-- Passage shown --
-------------------------
The cash purchase, expected to close in the fourth quarter, would be McAfee's largest since at least 1998, and reflects the growing demand in the market for mobile data encryption and data leak prevention solutions.

SafeBoot's flagship Data Protection Suite lets users encrypt entire hard drives, or individual files and folders on laptops, smart phones, USB drives and PDAs. The offering can also encrypt file servers to prevent accidental or malicious data leaks.

McAfee (then known as Network Associates) in 1997 acquired the staff and assets of PGP Inc., makers of the Pretty Good Privacy line of encryption products. But after PGP founder Phil Zimmerman left the company in 2001, Network Associates in 2002 sold off most of the PGP product line to an independent firm, which eventually became PGP Corporation.

One solution provider and McAfee partner, speaking on condition of anonymity, says McAfee faces an uphill climb in its quest to regain its status as a key player in the encryption space.

"McAfee has never mastered the encryption strategy, and I think people are losing confidence in their ability to sell and support encryption. It's going to take some time for people to trust McAfee again for encryption technology after the PGP situation," said the source.

Other McAfee partners are confident that SafeBoot's technology will fit well within Santa Clara, Calif.-based vendor's portfolio.

"Encryption was probably the single most glaring piece missing from McAfee's security portfolio, particularly in the data leak prevention space," said Jim Hindy, CEO of Entre BTG, a Norcross, Ga.-based solution provider.
-------------------------
-- Dataset content --
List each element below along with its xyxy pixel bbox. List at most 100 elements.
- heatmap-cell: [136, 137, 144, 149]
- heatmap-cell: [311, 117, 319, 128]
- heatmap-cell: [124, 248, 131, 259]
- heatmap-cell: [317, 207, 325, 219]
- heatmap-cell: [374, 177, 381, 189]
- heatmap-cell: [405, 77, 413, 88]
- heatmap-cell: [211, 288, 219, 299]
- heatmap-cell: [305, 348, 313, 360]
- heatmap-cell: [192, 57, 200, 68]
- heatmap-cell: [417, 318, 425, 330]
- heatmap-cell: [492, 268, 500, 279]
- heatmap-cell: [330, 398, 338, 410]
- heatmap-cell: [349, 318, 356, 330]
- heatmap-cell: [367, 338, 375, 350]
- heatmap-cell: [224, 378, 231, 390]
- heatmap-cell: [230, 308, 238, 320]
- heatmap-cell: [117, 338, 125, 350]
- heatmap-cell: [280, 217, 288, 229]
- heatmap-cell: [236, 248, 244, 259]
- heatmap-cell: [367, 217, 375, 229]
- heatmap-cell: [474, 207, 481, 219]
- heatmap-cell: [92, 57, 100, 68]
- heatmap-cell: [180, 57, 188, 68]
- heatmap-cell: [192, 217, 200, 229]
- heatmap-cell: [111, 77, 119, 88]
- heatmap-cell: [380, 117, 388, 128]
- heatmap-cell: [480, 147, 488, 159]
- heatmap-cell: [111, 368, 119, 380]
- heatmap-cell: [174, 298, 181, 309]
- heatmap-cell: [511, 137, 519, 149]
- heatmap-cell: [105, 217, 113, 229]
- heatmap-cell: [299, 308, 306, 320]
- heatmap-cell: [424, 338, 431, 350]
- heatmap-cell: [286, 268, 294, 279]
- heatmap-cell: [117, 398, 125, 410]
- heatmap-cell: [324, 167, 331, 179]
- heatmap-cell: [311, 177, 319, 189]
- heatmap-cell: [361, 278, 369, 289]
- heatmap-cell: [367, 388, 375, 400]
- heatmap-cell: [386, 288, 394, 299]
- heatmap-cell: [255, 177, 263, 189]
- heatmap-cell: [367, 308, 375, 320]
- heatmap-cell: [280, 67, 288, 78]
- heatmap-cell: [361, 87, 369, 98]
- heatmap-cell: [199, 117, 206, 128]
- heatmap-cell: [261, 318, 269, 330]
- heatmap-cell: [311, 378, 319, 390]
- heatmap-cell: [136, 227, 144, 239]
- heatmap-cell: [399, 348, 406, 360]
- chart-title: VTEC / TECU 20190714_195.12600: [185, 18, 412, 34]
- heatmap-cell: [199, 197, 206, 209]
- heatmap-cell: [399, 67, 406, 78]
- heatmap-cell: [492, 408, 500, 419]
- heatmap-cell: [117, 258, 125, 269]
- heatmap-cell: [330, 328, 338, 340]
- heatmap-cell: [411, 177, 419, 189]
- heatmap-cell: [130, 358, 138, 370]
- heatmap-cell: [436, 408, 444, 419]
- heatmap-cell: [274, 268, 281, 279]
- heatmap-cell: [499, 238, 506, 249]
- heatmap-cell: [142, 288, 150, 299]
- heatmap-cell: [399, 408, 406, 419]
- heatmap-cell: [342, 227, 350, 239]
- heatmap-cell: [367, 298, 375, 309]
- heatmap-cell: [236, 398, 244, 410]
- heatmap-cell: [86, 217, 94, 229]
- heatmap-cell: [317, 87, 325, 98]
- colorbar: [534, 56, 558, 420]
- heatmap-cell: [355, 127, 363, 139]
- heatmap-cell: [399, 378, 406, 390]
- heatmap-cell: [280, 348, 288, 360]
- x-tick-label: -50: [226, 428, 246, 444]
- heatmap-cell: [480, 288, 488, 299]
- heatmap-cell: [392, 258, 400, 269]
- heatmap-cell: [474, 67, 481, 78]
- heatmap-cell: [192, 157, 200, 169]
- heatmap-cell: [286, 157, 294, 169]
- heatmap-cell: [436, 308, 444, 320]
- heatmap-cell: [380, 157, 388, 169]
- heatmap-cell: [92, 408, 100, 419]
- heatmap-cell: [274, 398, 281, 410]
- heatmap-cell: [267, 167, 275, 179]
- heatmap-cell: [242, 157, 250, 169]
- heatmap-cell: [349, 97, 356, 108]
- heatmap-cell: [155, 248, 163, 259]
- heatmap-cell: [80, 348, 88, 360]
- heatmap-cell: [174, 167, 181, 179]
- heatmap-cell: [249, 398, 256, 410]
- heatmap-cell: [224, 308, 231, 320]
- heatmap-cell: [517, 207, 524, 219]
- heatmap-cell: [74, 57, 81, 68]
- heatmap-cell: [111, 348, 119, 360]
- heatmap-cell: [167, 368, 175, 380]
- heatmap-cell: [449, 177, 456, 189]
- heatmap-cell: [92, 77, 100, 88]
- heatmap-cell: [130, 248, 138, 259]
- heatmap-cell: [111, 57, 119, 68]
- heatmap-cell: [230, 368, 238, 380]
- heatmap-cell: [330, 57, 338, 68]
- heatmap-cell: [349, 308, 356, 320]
-------------------------
-- Your tasks --
[A] In the article about McAfee's SafeBoot purchase, what name did McAfee go by when it acquired PGP Inc.?
[B] List every year mentioned in the McAfee SafeBoot article.
[C] Please continue the article on McAfee's SafeBoot purchase, starting after its final sentence.

-- Answers for the exercise --
[A] Network Associates

[B] 1998, 1997, 2001, 2002

[C]
The deal, which is reminiscent of Check Point's $586 million acquisition in January of mobile encryption vendor Pointsec, will allow McAfee to add encryption and data leak prevention to its ePolicy Orchestrator management tool, according to solution providers.

Pointsec's drawbacks have traditionally been price and a lack of centralized management, said Jim Brown, manager partner at nGuard, a Charlotte, N.C.-based solution provider. "SafeBoot is a solid product that has a great story to tell in both of these areas," he said.

SafeBoot, which has just 29 percent of its customer base in North America, has 4200 customers in 76 countries worldwide. But with just 145 employees worldwide, SafeBoot relies heavily on its strong channel partnerships, according to Vimal Solanki, senior director of marketing for McAfee.

Once the deal is finalized, SafeBoot's technologies and McAfee's existing data leak prevention offerings will be rolled up into a new Data Protection product business unit, headed by SafeBoot CEO Gerhard Watzinger, who will report to McAfee CEO Dave DeWalt.